> **EXERCISE**
Filter these entries so that only lines with the word "Providing" remain.

> **DATA ROWS**
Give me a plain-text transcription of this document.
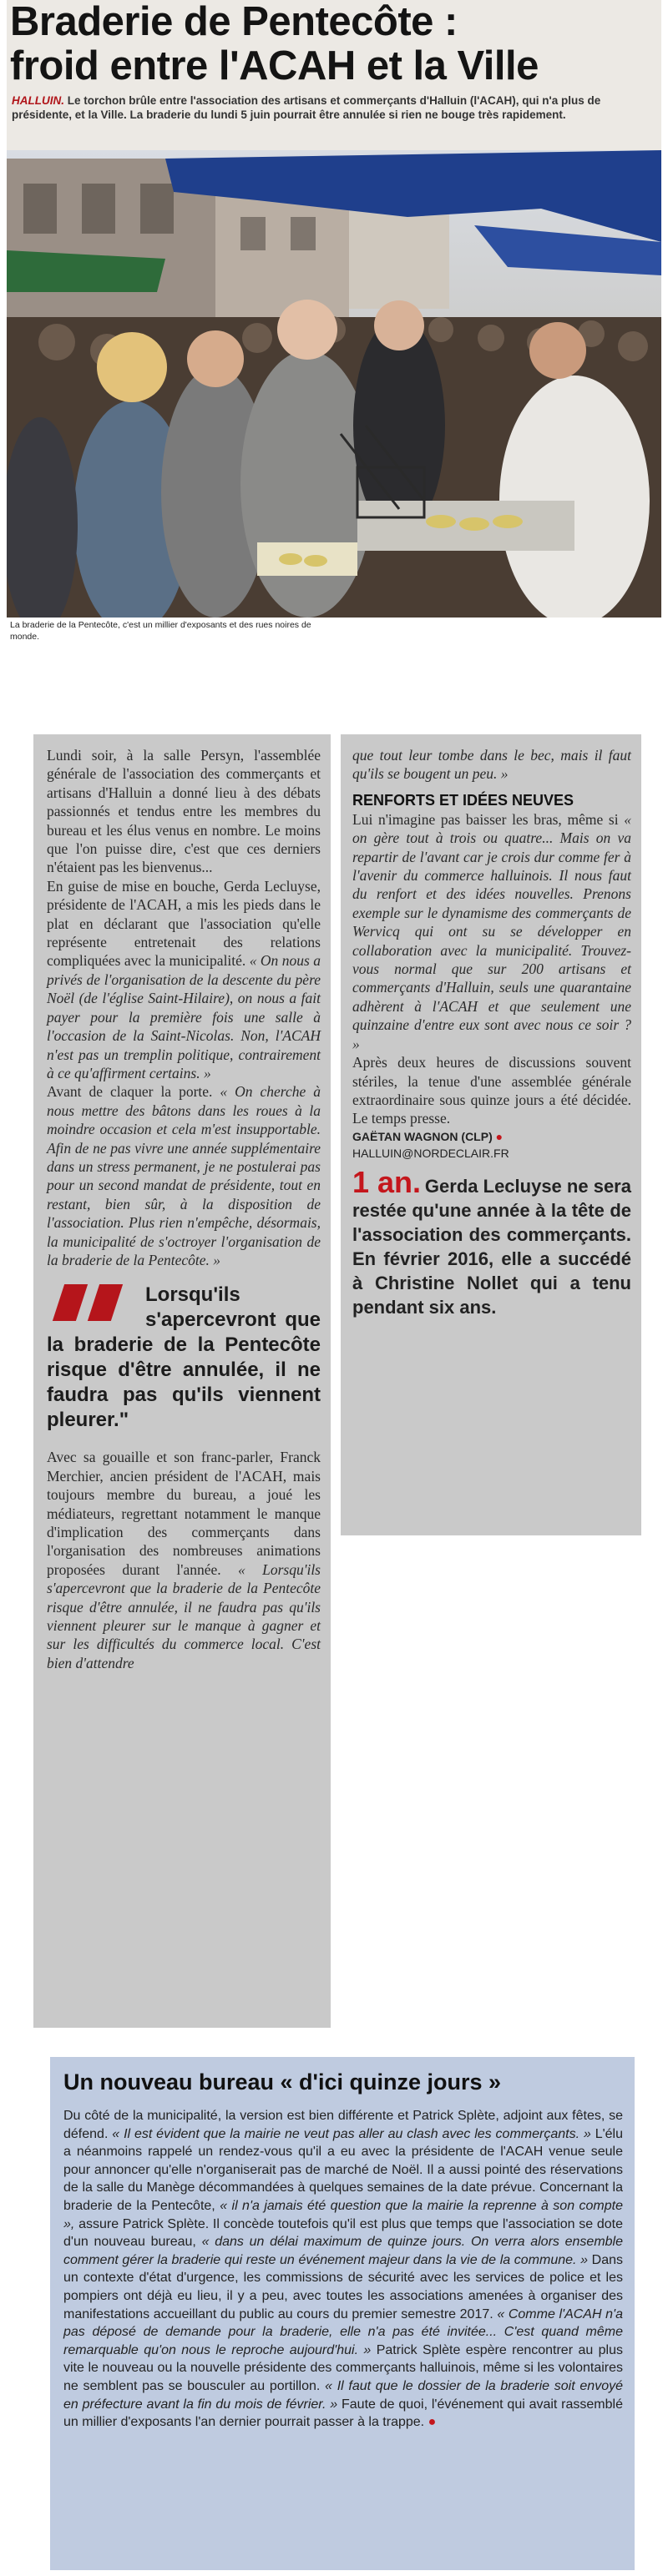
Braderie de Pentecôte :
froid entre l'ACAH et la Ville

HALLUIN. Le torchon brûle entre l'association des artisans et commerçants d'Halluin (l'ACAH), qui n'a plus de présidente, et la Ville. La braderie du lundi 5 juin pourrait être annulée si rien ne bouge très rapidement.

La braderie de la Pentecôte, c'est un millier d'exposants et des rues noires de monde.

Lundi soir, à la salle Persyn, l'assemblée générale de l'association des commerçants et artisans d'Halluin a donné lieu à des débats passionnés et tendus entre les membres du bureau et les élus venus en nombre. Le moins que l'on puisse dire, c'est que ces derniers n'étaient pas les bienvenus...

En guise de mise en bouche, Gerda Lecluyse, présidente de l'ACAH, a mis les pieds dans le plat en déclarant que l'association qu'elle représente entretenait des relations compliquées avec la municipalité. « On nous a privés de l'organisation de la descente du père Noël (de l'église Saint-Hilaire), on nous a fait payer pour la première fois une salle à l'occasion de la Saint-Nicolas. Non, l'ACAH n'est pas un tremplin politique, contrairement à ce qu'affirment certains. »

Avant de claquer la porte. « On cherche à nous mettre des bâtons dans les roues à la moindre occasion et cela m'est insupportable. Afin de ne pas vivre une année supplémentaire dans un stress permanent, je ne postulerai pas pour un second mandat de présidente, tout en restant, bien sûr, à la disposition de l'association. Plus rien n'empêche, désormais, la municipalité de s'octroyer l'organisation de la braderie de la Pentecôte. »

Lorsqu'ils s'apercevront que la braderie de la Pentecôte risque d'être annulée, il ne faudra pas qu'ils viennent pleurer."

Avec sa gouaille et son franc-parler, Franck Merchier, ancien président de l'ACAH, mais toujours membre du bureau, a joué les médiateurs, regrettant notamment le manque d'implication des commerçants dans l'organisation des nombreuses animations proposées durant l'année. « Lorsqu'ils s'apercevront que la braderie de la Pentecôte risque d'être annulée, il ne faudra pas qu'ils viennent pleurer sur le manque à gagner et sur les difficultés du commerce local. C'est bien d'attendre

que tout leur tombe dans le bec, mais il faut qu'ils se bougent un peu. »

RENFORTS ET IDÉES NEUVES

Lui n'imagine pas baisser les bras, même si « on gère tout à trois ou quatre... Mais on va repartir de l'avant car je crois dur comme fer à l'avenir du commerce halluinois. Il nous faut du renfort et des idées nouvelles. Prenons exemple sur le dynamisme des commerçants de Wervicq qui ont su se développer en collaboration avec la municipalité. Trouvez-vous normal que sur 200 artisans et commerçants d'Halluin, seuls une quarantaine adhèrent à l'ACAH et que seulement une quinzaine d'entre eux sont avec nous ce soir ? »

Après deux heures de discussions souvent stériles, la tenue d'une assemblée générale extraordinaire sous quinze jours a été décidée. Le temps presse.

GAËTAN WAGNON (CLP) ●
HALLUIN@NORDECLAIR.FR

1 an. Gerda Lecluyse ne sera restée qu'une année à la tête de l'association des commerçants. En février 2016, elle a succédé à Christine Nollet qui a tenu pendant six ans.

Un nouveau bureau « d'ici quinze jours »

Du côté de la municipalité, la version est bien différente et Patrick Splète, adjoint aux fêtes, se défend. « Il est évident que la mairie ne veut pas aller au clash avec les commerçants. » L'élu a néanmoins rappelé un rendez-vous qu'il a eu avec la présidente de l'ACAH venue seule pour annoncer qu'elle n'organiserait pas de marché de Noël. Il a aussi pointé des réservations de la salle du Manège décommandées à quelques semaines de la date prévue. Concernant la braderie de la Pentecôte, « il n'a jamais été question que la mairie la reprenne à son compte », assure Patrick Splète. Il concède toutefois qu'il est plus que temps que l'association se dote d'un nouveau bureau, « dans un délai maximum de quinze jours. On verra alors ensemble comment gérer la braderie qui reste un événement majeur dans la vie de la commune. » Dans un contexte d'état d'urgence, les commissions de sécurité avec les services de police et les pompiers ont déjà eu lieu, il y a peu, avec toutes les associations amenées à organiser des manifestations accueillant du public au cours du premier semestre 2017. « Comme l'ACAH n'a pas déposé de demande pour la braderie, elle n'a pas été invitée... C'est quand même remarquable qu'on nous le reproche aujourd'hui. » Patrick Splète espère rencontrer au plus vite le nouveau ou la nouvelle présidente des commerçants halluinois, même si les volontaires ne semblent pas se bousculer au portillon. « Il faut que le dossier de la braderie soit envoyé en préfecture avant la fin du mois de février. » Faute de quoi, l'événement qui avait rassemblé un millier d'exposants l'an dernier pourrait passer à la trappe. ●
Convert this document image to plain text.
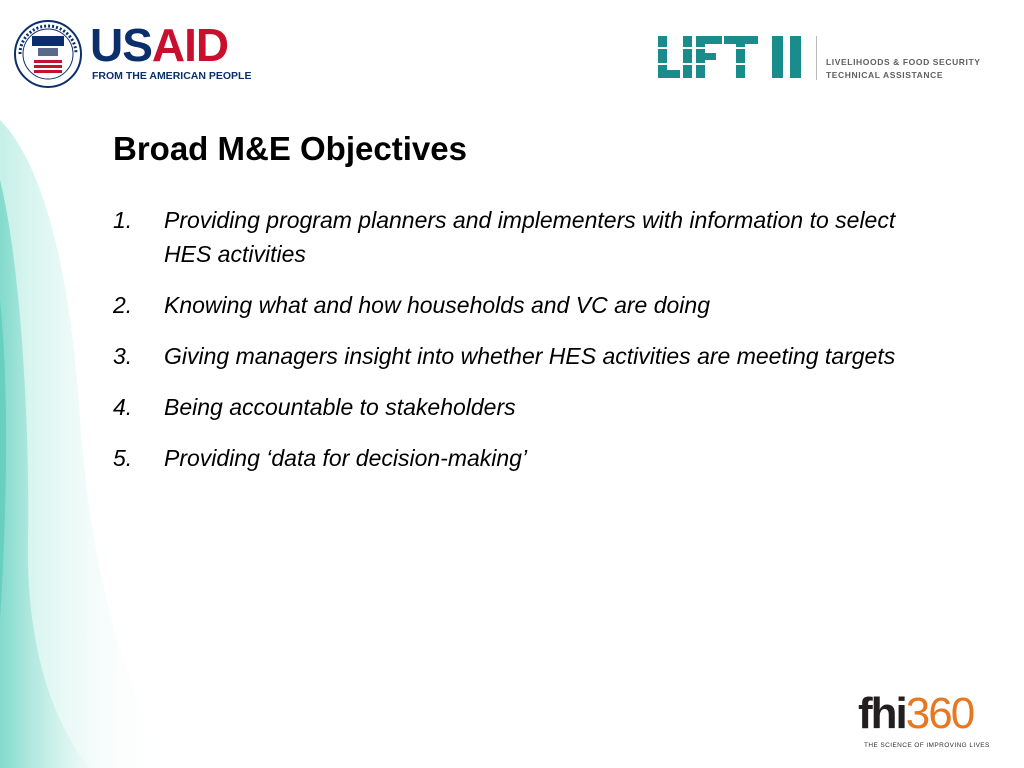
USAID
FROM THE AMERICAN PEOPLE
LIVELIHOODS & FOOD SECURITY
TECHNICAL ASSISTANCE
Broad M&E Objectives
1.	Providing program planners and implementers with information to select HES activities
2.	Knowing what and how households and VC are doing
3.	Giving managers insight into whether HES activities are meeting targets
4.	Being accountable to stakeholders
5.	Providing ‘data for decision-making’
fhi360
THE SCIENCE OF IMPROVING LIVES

...

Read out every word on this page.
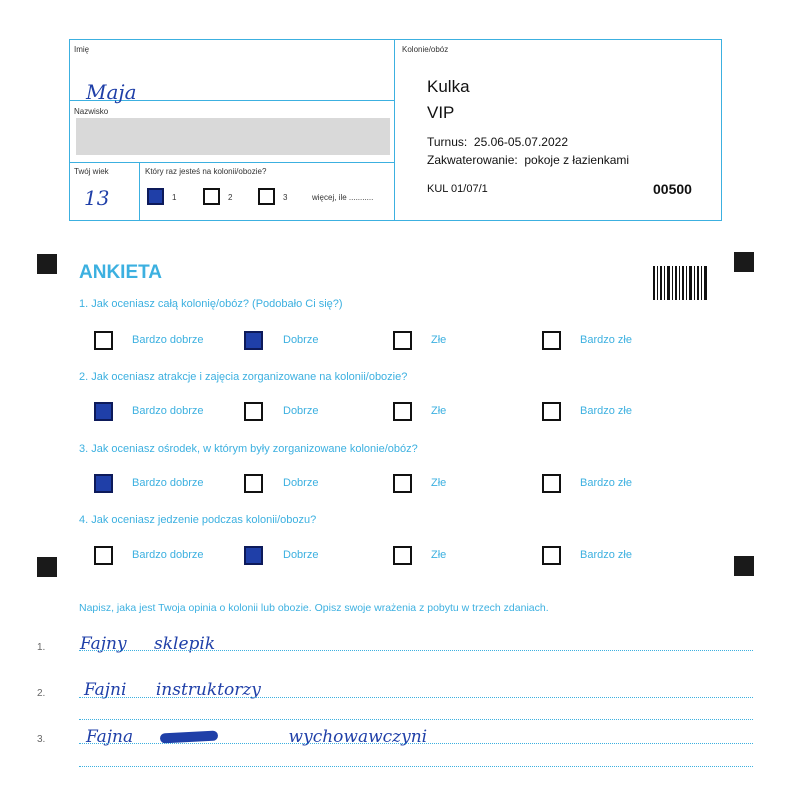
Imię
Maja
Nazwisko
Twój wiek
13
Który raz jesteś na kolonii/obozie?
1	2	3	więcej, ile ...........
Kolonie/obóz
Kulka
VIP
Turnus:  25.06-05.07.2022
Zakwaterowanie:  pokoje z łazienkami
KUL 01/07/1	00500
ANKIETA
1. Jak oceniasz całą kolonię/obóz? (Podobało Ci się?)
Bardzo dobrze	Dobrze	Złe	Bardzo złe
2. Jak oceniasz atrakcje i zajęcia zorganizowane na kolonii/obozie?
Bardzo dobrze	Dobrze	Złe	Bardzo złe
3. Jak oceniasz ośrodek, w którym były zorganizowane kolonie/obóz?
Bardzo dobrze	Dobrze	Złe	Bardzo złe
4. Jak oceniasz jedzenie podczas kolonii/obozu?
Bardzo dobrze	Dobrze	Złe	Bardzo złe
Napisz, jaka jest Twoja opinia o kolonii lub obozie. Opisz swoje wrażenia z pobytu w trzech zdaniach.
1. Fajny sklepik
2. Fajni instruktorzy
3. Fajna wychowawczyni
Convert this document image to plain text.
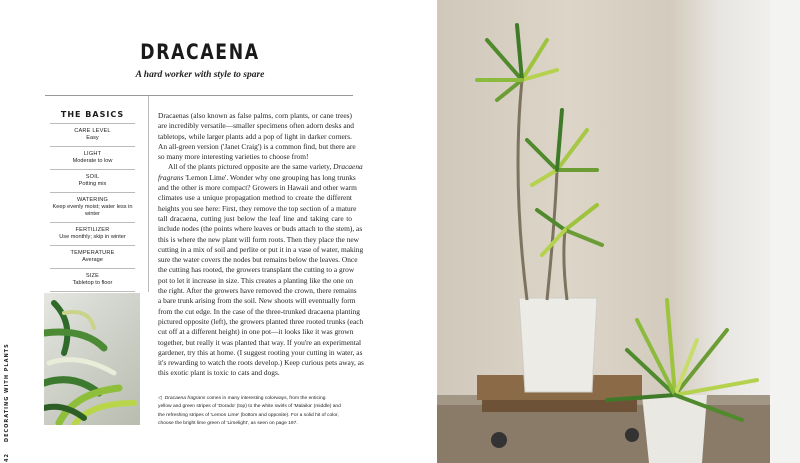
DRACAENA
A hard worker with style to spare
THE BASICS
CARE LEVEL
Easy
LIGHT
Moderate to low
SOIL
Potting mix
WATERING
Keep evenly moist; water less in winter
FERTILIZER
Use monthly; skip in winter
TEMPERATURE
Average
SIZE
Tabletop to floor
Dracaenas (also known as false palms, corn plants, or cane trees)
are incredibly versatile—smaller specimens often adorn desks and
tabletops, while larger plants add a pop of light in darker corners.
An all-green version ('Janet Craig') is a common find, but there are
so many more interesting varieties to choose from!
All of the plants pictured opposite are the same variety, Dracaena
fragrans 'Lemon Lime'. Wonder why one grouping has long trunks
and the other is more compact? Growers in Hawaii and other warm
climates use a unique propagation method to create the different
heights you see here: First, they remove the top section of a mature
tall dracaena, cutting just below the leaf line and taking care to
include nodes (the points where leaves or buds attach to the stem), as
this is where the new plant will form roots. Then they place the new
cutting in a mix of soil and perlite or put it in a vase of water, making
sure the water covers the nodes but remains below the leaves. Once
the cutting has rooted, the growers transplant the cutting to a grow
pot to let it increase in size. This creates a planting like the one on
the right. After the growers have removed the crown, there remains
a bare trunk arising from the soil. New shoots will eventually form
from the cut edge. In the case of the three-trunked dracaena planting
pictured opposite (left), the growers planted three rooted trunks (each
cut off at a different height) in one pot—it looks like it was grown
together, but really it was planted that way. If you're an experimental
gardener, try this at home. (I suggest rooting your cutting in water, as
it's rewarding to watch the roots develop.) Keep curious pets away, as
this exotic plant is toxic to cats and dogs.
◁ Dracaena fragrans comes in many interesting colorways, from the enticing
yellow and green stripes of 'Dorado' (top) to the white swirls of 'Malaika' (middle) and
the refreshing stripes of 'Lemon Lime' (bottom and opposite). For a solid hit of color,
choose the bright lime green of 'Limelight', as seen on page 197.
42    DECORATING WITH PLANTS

> **REPLY**
1.	Providing program planners and implementers with information to select HES activities
5.	Providing ‘data for decision-making’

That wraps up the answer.